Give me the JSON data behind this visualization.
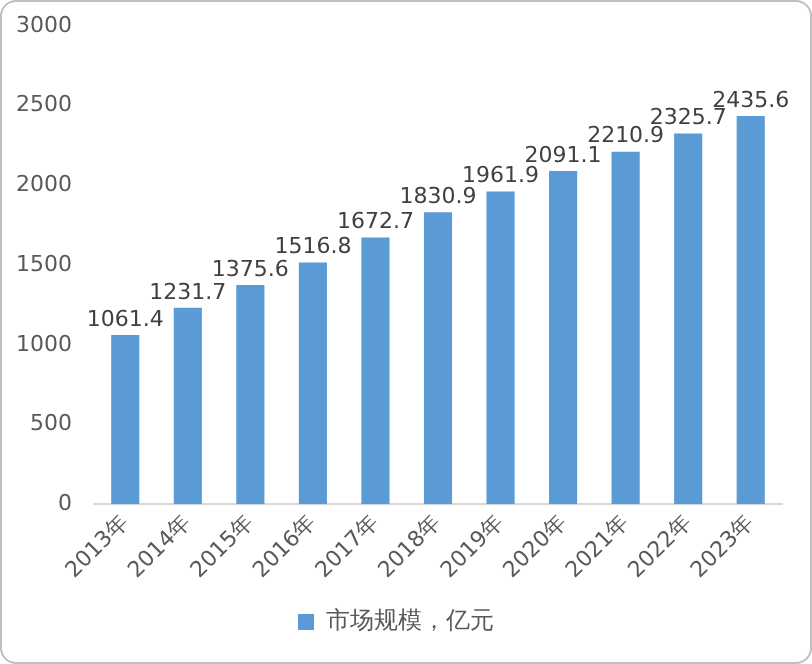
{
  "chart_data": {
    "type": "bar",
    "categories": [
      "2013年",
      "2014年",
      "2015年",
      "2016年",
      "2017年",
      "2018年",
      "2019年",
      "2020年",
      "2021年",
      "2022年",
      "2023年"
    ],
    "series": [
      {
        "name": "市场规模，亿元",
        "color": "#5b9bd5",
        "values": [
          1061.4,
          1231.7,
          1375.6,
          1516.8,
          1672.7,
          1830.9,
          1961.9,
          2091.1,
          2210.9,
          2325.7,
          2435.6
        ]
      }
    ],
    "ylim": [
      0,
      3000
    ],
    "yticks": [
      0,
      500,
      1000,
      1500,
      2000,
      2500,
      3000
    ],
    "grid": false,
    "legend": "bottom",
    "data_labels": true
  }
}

========================================================================

_Written request_. Transcribe the records above exactly, leaving out every picture.

_Answer for this exercise_.
Give me the JSON data behind this visualization.
{
  "chart_data": {
    "type": "bar",
    "categories": [
      "2013年",
      "2014年",
      "2015年",
      "2016年",
      "2017年",
      "2018年",
      "2019年",
      "2020年",
      "2021年",
      "2022年",
      "2023年"
    ],
    "series": [
      {
        "name": "市场规模，亿元",
        "color": "#5b9bd5",
        "values": [
          1061.4,
          1231.7,
          1375.6,
          1516.8,
          1672.7,
          1830.9,
          1961.9,
          2091.1,
          2210.9,
          2325.7,
          2435.6
        ]
      }
    ],
    "ylim": [
      0,
      3000
    ],
    "yticks": [
      0,
      500,
      1000,
      1500,
      2000,
      2500,
      3000
    ],
    "grid": false,
    "legend": "bottom",
    "data_labels": true
  }
}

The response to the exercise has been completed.